The exercise:
In the listing below, pick out lines with "phones".

Collected data:
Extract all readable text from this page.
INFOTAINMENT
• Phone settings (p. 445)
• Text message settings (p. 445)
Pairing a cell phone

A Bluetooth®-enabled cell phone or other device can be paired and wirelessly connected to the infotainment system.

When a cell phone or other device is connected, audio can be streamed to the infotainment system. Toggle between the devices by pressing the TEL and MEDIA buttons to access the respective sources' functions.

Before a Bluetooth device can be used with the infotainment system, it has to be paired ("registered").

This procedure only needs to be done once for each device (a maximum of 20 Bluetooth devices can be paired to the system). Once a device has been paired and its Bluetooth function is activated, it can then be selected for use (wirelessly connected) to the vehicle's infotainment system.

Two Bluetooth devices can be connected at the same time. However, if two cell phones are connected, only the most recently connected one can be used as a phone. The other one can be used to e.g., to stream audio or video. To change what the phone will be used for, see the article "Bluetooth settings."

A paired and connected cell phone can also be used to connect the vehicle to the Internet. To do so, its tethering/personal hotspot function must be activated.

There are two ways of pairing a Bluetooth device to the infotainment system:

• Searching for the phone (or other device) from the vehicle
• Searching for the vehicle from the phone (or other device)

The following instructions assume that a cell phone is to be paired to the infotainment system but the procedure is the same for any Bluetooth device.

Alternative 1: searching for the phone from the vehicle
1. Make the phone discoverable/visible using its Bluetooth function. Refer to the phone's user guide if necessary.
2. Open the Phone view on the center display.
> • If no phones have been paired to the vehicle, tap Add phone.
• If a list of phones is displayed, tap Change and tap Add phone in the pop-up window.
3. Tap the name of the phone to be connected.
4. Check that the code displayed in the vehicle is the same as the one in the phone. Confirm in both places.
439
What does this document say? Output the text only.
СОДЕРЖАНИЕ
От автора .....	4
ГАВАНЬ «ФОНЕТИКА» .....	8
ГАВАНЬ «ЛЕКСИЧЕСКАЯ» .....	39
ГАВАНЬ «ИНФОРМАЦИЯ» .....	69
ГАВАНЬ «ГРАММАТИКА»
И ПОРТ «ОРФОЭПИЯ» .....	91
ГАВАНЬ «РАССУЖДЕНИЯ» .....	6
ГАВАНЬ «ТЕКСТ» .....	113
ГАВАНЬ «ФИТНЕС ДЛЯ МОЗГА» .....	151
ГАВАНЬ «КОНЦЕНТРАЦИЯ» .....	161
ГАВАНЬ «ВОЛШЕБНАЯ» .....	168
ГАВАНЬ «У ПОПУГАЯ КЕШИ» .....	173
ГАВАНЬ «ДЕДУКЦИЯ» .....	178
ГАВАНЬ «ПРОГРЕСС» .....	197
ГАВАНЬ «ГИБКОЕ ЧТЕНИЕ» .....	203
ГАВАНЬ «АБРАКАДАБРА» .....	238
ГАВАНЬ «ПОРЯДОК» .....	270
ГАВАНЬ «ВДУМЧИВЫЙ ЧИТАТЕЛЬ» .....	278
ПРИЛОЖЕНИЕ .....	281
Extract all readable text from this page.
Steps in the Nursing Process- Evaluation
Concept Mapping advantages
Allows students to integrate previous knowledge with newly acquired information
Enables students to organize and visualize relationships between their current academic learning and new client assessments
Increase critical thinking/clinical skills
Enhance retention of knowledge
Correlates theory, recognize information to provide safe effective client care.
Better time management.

Expected answer:
Two Bluetooth devices can be connected at the same time. However, if two cell phones are connected, only the most recently connected one can be used as a phone. The other one can be used to e.g., to stream audio or video. To change what the phone will be used for, see the article "Bluetooth settings."
> • If no phones have been paired to the vehicle, tap Add phone.
• If a list of phones is displayed, tap Change and tap Add phone in the pop-up window.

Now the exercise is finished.